Material to process start

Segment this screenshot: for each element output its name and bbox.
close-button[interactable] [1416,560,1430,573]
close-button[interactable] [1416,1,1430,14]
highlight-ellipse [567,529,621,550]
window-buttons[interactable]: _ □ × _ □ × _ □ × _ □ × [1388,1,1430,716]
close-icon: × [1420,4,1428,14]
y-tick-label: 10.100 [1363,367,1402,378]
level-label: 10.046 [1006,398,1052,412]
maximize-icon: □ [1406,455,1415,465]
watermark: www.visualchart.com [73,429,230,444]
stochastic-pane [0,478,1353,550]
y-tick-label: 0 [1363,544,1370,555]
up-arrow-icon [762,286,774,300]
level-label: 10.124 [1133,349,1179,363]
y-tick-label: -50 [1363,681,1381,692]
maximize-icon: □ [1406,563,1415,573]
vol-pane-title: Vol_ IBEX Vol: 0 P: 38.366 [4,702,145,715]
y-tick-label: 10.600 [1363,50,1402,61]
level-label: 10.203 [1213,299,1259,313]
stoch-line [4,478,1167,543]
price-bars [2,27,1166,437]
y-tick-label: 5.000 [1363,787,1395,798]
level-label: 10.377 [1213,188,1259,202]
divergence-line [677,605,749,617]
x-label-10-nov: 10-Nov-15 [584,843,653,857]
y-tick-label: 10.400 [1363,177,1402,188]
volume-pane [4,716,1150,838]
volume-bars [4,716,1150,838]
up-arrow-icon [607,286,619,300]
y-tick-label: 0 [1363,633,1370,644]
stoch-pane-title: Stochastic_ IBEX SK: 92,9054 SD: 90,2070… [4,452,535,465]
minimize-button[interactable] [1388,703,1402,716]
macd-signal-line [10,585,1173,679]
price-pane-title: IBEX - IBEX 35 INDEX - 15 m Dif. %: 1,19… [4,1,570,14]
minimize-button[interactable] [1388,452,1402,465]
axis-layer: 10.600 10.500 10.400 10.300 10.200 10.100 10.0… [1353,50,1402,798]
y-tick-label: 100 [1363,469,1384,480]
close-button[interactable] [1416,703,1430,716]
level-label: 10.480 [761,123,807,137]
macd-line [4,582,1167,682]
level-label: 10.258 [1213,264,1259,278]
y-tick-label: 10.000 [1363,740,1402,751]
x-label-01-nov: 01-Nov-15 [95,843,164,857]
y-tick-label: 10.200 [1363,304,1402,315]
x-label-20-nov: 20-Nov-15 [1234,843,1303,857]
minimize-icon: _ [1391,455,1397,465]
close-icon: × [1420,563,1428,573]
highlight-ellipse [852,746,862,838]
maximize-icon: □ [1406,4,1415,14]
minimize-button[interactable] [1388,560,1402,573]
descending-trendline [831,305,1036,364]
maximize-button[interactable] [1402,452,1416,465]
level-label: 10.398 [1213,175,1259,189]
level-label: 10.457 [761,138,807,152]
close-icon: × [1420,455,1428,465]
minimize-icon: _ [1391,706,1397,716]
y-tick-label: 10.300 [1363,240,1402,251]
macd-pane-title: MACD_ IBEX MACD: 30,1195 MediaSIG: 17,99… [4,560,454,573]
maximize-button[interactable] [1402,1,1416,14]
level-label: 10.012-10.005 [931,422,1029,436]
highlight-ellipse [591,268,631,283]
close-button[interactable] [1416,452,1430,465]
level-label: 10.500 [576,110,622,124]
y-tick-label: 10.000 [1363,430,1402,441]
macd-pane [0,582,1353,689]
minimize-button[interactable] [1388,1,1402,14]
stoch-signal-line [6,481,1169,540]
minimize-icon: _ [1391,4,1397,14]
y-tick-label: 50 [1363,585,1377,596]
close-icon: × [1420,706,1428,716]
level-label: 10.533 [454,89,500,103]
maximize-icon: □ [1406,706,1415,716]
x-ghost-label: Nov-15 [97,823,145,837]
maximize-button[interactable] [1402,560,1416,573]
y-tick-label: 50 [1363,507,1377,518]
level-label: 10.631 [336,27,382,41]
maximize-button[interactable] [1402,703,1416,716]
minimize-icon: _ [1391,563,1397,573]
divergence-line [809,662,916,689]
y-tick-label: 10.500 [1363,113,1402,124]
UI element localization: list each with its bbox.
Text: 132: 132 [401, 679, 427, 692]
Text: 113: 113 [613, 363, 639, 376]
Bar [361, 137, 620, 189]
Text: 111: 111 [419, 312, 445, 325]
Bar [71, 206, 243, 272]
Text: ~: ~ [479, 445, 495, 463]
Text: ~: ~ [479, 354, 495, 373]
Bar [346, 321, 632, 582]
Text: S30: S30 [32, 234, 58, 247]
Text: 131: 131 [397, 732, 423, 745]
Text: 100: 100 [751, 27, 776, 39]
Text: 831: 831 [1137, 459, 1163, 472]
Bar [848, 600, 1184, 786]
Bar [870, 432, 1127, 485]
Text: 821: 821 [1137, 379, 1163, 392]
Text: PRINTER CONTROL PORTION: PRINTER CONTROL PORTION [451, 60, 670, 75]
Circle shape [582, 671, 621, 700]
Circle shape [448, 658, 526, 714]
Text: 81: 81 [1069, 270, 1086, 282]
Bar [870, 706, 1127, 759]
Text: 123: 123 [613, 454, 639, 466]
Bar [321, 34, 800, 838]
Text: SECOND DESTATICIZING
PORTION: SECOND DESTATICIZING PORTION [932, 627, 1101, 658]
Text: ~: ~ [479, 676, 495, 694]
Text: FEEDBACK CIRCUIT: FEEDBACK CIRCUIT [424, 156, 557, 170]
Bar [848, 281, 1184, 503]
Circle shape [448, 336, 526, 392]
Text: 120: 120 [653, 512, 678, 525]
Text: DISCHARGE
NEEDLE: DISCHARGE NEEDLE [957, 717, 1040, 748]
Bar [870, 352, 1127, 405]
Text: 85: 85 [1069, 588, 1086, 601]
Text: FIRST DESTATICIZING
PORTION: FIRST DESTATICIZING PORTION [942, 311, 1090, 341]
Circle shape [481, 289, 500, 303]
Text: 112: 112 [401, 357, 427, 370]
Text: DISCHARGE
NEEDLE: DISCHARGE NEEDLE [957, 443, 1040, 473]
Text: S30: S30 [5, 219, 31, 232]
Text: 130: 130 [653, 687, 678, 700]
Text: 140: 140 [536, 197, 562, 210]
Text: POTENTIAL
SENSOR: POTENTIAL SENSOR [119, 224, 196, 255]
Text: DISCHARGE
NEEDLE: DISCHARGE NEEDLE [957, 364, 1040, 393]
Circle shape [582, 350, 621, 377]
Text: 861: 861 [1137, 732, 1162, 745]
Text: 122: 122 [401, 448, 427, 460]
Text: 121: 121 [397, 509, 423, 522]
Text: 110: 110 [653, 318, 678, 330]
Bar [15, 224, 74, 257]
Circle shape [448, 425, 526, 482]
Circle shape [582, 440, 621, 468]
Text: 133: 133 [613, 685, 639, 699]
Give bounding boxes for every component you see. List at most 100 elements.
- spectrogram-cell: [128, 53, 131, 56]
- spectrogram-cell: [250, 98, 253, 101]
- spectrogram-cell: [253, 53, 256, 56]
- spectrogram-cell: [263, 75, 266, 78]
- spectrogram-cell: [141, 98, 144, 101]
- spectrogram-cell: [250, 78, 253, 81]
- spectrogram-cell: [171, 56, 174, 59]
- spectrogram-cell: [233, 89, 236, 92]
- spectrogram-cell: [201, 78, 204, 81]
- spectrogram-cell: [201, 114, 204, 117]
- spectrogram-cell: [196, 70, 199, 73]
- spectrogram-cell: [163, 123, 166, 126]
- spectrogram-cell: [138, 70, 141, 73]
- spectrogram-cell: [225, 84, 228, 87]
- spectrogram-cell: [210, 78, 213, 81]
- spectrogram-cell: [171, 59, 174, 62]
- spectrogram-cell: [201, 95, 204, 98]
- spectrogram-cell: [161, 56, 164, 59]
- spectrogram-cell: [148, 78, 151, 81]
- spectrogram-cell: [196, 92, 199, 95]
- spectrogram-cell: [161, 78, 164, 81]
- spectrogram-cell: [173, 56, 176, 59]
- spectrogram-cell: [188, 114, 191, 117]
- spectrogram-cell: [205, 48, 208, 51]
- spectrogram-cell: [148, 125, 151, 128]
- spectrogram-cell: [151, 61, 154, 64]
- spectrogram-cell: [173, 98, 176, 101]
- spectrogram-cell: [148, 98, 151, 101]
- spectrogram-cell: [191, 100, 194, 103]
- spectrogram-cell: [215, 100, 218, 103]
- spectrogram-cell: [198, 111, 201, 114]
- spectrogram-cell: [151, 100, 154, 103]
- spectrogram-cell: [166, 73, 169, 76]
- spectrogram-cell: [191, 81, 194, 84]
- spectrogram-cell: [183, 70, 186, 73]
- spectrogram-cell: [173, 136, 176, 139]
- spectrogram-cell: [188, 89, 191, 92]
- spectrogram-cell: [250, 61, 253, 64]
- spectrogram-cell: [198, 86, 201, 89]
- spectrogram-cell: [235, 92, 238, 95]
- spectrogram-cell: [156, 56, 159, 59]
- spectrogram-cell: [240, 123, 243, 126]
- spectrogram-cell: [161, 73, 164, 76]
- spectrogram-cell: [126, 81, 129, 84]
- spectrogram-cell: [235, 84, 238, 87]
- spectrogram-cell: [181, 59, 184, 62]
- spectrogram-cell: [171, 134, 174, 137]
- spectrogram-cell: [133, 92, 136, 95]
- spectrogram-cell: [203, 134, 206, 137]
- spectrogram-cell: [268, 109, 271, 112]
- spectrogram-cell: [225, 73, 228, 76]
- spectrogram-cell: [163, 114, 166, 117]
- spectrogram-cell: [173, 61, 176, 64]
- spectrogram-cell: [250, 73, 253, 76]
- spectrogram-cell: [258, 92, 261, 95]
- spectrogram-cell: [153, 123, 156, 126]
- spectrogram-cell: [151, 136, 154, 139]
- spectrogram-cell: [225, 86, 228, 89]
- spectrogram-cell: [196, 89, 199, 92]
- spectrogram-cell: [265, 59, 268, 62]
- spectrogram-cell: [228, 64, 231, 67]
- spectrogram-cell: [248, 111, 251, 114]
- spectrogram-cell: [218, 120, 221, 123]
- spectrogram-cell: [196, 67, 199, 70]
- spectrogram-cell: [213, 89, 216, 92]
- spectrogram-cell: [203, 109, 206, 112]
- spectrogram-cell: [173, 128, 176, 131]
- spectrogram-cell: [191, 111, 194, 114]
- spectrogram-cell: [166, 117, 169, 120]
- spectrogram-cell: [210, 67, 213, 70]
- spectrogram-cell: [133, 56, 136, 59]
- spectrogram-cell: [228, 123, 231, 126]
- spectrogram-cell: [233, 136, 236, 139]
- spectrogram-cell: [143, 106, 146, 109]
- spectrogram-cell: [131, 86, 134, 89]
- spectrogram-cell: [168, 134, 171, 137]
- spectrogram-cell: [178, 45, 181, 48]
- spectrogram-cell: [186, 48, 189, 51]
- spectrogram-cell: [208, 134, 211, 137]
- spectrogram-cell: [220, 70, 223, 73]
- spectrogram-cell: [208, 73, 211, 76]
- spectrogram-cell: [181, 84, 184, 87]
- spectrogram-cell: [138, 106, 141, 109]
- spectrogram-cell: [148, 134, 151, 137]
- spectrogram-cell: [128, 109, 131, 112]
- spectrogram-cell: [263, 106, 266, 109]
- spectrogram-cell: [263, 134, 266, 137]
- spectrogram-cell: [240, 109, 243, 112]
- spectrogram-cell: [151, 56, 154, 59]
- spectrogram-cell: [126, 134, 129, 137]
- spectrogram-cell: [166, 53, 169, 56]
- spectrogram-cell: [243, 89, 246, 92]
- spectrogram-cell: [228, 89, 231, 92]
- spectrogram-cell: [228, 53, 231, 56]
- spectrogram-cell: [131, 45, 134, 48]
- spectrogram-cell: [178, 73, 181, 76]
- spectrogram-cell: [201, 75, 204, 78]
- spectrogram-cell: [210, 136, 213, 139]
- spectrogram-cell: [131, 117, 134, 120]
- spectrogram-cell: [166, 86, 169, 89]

Material to process end

The exercise - Reproduce the rows from the start through the line that contains "volume-bars [4,716,1150,838]", switching "level-label" to "level-tag" and leaving everything else unchanged.

Result for this task -
Segment this screenshot: for each element output its name and bbox.
close-button[interactable] [1416,560,1430,573]
close-button[interactable] [1416,1,1430,14]
highlight-ellipse [567,529,621,550]
window-buttons[interactable]: _ □ × _ □ × _ □ × _ □ × [1388,1,1430,716]
close-icon: × [1420,4,1428,14]
y-tick-label: 10.100 [1363,367,1402,378]
level-tag: 10.046 [1006,398,1052,412]
maximize-icon: □ [1406,455,1415,465]
watermark: www.visualchart.com [73,429,230,444]
stochastic-pane [0,478,1353,550]
y-tick-label: 0 [1363,544,1370,555]
up-arrow-icon [762,286,774,300]
level-tag: 10.124 [1133,349,1179,363]
y-tick-label: -50 [1363,681,1381,692]
maximize-icon: □ [1406,563,1415,573]
vol-pane-title: Vol_ IBEX Vol: 0 P: 38.366 [4,702,145,715]
y-tick-label: 10.600 [1363,50,1402,61]
level-tag: 10.203 [1213,299,1259,313]
stoch-line [4,478,1167,543]
price-bars [2,27,1166,437]
y-tick-label: 5.000 [1363,787,1395,798]
level-tag: 10.377 [1213,188,1259,202]
divergence-line [677,605,749,617]
x-label-10-nov: 10-Nov-15 [584,843,653,857]
y-tick-label: 10.400 [1363,177,1402,188]
volume-pane [4,716,1150,838]
volume-bars [4,716,1150,838]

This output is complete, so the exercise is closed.